(SET TASK): Output all lines exactly.

*** SOURCE DATA ***

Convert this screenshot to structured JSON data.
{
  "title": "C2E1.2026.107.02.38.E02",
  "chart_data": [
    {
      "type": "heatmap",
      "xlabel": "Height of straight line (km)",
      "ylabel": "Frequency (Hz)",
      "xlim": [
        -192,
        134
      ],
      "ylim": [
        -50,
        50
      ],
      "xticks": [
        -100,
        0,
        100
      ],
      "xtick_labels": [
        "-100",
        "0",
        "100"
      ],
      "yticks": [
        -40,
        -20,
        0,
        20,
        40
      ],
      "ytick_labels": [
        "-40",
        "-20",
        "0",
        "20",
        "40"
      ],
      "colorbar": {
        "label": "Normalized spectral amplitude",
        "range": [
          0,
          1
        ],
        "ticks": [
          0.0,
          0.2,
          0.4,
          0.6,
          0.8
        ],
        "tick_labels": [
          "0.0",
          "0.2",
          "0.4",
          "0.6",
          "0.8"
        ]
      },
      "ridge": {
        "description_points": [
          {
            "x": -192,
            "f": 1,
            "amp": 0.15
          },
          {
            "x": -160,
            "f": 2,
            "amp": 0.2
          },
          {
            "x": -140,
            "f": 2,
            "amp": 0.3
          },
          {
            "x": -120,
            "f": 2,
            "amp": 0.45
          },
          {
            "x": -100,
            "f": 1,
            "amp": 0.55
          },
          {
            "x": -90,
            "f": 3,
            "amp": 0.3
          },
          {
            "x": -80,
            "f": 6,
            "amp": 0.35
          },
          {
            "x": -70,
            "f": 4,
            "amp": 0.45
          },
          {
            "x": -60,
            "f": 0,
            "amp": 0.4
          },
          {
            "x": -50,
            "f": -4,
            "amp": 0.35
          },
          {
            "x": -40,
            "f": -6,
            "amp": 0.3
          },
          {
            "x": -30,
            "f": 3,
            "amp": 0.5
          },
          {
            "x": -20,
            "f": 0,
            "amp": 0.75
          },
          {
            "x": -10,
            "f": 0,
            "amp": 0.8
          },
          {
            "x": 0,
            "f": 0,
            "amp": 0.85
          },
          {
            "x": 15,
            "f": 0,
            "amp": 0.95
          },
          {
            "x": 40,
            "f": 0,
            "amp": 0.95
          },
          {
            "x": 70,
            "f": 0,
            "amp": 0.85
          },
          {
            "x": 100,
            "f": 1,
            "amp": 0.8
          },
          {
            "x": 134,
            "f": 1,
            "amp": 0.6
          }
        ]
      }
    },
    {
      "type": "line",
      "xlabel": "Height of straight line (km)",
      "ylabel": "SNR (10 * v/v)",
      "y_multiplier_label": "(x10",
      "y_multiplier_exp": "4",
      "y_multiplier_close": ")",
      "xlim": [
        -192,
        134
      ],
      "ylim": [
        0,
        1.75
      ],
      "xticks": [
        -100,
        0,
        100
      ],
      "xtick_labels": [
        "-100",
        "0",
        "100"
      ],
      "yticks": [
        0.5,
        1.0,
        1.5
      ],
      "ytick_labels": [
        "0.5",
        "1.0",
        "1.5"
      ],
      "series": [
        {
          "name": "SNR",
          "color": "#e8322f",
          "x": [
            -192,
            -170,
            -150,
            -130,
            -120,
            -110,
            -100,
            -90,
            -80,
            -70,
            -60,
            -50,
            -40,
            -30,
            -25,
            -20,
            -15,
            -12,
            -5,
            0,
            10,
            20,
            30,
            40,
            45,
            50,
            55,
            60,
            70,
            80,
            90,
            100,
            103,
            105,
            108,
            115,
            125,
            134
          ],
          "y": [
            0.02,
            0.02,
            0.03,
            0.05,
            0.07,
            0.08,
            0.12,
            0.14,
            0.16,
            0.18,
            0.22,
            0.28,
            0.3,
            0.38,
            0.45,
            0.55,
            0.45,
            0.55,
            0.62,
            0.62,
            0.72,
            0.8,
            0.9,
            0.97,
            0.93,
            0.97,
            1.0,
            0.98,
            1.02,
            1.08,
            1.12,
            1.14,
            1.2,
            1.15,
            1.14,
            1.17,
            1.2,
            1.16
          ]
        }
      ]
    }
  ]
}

***

(CORRECT ANSWER):
Convert this screenshot to structured JSON data.
{
  "title": "C2E1.2026.107.02.38.E02",
  "chart_data": [
    {
      "type": "heatmap",
      "xlabel": "Height of straight line (km)",
      "ylabel": "Frequency (Hz)",
      "xlim": [
        -192,
        134
      ],
      "ylim": [
        -50,
        50
      ],
      "xticks": [
        -100,
        0,
        100
      ],
      "xtick_labels": [
        "-100",
        "0",
        "100"
      ],
      "yticks": [
        -40,
        -20,
        0,
        20,
        40
      ],
      "ytick_labels": [
        "-40",
        "-20",
        "0",
        "20",
        "40"
      ],
      "colorbar": {
        "label": "Normalized spectral amplitude",
        "range": [
          0,
          1
        ],
        "ticks": [
          0.0,
          0.2,
          0.4,
          0.6,
          0.8
        ],
        "tick_labels": [
          "0.0",
          "0.2",
          "0.4",
          "0.6",
          "0.8"
        ]
      },
      "ridge": {
        "description_points": [
          {
            "x": -192,
            "f": 1,
            "amp": 0.15
          },
          {
            "x": -160,
            "f": 2,
            "amp": 0.2
          },
          {
            "x": -140,
            "f": 2,
            "amp": 0.3
          },
          {
            "x": -120,
            "f": 2,
            "amp": 0.45
          },
          {
            "x": -100,
            "f": 1,
            "amp": 0.55
          },
          {
            "x": -90,
            "f": 3,
            "amp": 0.3
          },
          {
            "x": -80,
            "f": 6,
            "amp": 0.35
          },
          {
            "x": -70,
            "f": 4,
            "amp": 0.45
          },
          {
            "x": -60,
            "f": 0,
            "amp": 0.4
          },
          {
            "x": -50,
            "f": -4,
            "amp": 0.35
          },
          {
            "x": -40,
            "f": -6,
            "amp": 0.3
          },
          {
            "x": -30,
            "f": 3,
            "amp": 0.5
          },
          {
            "x": -20,
            "f": 0,
            "amp": 0.75
          },
          {
            "x": -10,
            "f": 0,
            "amp": 0.8
          },
          {
            "x": 0,
            "f": 0,
            "amp": 0.85
          },
          {
            "x": 15,
            "f": 0,
            "amp": 0.95
          },
          {
            "x": 40,
            "f": 0,
            "amp": 0.95
          },
          {
            "x": 70,
            "f": 0,
            "amp": 0.85
          },
          {
            "x": 100,
            "f": 1,
            "amp": 0.8
          },
          {
            "x": 134,
            "f": 1,
            "amp": 0.6
          }
        ]
      }
    },
    {
      "type": "line",
      "xlabel": "Height of straight line (km)",
      "ylabel": "SNR (10 * v/v)",
      "y_multiplier_label": "(x10",
      "y_multiplier_exp": "4",
      "y_multiplier_close": ")",
      "xlim": [
        -192,
        134
      ],
      "ylim": [
        0,
        1.75
      ],
      "xticks": [
        -100,
        0,
        100
      ],
      "xtick_labels": [
        "-100",
        "0",
        "100"
      ],
      "yticks": [
        0.5,
        1.0,
        1.5
      ],
      "ytick_labels": [
        "0.5",
        "1.0",
        "1.5"
      ],
      "series": [
        {
          "name": "SNR",
          "color": "#e8322f",
          "x": [
            -192,
            -170,
            -150,
            -130,
            -120,
            -110,
            -100,
            -90,
            -80,
            -70,
            -60,
            -50,
            -40,
            -30,
            -25,
            -20,
            -15,
            -12,
            -5,
            0,
            10,
            20,
            30,
            40,
            45,
            50,
            55,
            60,
            70,
            80,
            90,
            100,
            103,
            105,
            108,
            115,
            125,
            134
          ],
          "y": [
            0.02,
            0.02,
            0.03,
            0.05,
            0.07,
            0.08,
            0.12,
            0.14,
            0.16,
            0.18,
            0.22,
            0.28,
            0.3,
            0.38,
            0.45,
            0.55,
            0.45,
            0.55,
            0.62,
            0.62,
            0.72,
            0.8,
            0.9,
            0.97,
            0.93,
            0.97,
            1.0,
            0.98,
            1.02,
            1.08,
            1.12,
            1.14,
            1.2,
            1.15,
            1.14,
            1.17,
            1.2,
            1.16
          ]
        }
      ]
    }
  ]
}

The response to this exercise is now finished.